___ Task input ___

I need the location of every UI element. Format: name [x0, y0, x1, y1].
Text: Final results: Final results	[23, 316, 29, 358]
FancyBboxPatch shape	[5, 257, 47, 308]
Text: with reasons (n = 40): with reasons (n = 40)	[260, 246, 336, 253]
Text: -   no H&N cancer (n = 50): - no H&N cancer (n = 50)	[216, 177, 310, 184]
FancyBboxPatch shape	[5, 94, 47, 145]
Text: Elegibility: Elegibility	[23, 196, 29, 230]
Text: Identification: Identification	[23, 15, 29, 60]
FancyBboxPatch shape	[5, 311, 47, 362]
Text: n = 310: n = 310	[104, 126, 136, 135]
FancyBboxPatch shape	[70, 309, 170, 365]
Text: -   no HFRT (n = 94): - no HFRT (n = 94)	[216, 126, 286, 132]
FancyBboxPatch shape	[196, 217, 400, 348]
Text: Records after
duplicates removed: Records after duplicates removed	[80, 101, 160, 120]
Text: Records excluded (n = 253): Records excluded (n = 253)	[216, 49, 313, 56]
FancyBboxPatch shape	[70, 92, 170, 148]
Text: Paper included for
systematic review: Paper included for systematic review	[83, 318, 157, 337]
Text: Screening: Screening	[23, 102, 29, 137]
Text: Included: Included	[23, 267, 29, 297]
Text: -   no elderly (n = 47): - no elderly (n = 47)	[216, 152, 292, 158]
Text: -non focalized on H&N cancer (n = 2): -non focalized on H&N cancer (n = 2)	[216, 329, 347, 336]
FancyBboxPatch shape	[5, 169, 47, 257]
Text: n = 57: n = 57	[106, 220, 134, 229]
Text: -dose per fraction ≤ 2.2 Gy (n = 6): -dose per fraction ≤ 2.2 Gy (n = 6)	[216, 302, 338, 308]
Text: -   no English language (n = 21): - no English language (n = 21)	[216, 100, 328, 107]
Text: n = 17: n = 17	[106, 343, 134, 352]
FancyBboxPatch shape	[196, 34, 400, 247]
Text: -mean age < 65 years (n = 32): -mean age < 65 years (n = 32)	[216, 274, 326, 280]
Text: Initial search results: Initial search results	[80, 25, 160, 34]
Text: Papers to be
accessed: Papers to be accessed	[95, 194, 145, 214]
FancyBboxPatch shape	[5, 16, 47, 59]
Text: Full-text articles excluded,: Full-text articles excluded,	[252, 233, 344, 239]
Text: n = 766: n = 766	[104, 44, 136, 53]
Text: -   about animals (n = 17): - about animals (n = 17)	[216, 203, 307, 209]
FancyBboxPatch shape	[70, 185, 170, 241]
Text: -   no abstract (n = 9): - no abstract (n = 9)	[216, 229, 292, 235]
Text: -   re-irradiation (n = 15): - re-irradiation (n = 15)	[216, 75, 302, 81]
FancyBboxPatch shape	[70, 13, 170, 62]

___

- [Set task]:
Repeat all of the entries above word for word, with nothing left out or changed.

- [Output of the task]:
I need the location of every UI element. Format: name [x0, y0, x1, y1].
Text: Final results: Final results	[23, 316, 29, 358]
FancyBboxPatch shape	[5, 257, 47, 308]
Text: with reasons (n = 40): with reasons (n = 40)	[260, 246, 336, 253]
Text: -   no H&N cancer (n = 50): - no H&N cancer (n = 50)	[216, 177, 310, 184]
FancyBboxPatch shape	[5, 94, 47, 145]
Text: Elegibility: Elegibility	[23, 196, 29, 230]
Text: Identification: Identification	[23, 15, 29, 60]
FancyBboxPatch shape	[5, 311, 47, 362]
Text: n = 310: n = 310	[104, 126, 136, 135]
FancyBboxPatch shape	[70, 309, 170, 365]
Text: -   no HFRT (n = 94): - no HFRT (n = 94)	[216, 126, 286, 132]
FancyBboxPatch shape	[196, 217, 400, 348]
Text: Records after
duplicates removed: Records after duplicates removed	[80, 101, 160, 120]
Text: Records excluded (n = 253): Records excluded (n = 253)	[216, 49, 313, 56]
FancyBboxPatch shape	[70, 92, 170, 148]
Text: Paper included for
systematic review: Paper included for systematic review	[83, 318, 157, 337]
Text: Screening: Screening	[23, 102, 29, 137]
Text: Included: Included	[23, 267, 29, 297]
Text: -   no elderly (n = 47): - no elderly (n = 47)	[216, 152, 292, 158]
Text: -non focalized on H&N cancer (n = 2): -non focalized on H&N cancer (n = 2)	[216, 329, 347, 336]
FancyBboxPatch shape	[5, 169, 47, 257]
Text: n = 57: n = 57	[106, 220, 134, 229]
Text: -dose per fraction ≤ 2.2 Gy (n = 6): -dose per fraction ≤ 2.2 Gy (n = 6)	[216, 302, 338, 308]
Text: -   no English language (n = 21): - no English language (n = 21)	[216, 100, 328, 107]
Text: n = 17: n = 17	[106, 343, 134, 352]
FancyBboxPatch shape	[196, 34, 400, 247]
Text: -mean age < 65 years (n = 32): -mean age < 65 years (n = 32)	[216, 274, 326, 280]
Text: Initial search results: Initial search results	[80, 25, 160, 34]
Text: Papers to be
accessed: Papers to be accessed	[95, 194, 145, 214]
FancyBboxPatch shape	[5, 16, 47, 59]
Text: Full-text articles excluded,: Full-text articles excluded,	[252, 233, 344, 239]
Text: n = 766: n = 766	[104, 44, 136, 53]
Text: -   about animals (n = 17): - about animals (n = 17)	[216, 203, 307, 209]
FancyBboxPatch shape	[70, 185, 170, 241]
Text: -   no abstract (n = 9): - no abstract (n = 9)	[216, 229, 292, 235]
Text: -   re-irradiation (n = 15): - re-irradiation (n = 15)	[216, 75, 302, 81]
FancyBboxPatch shape	[70, 13, 170, 62]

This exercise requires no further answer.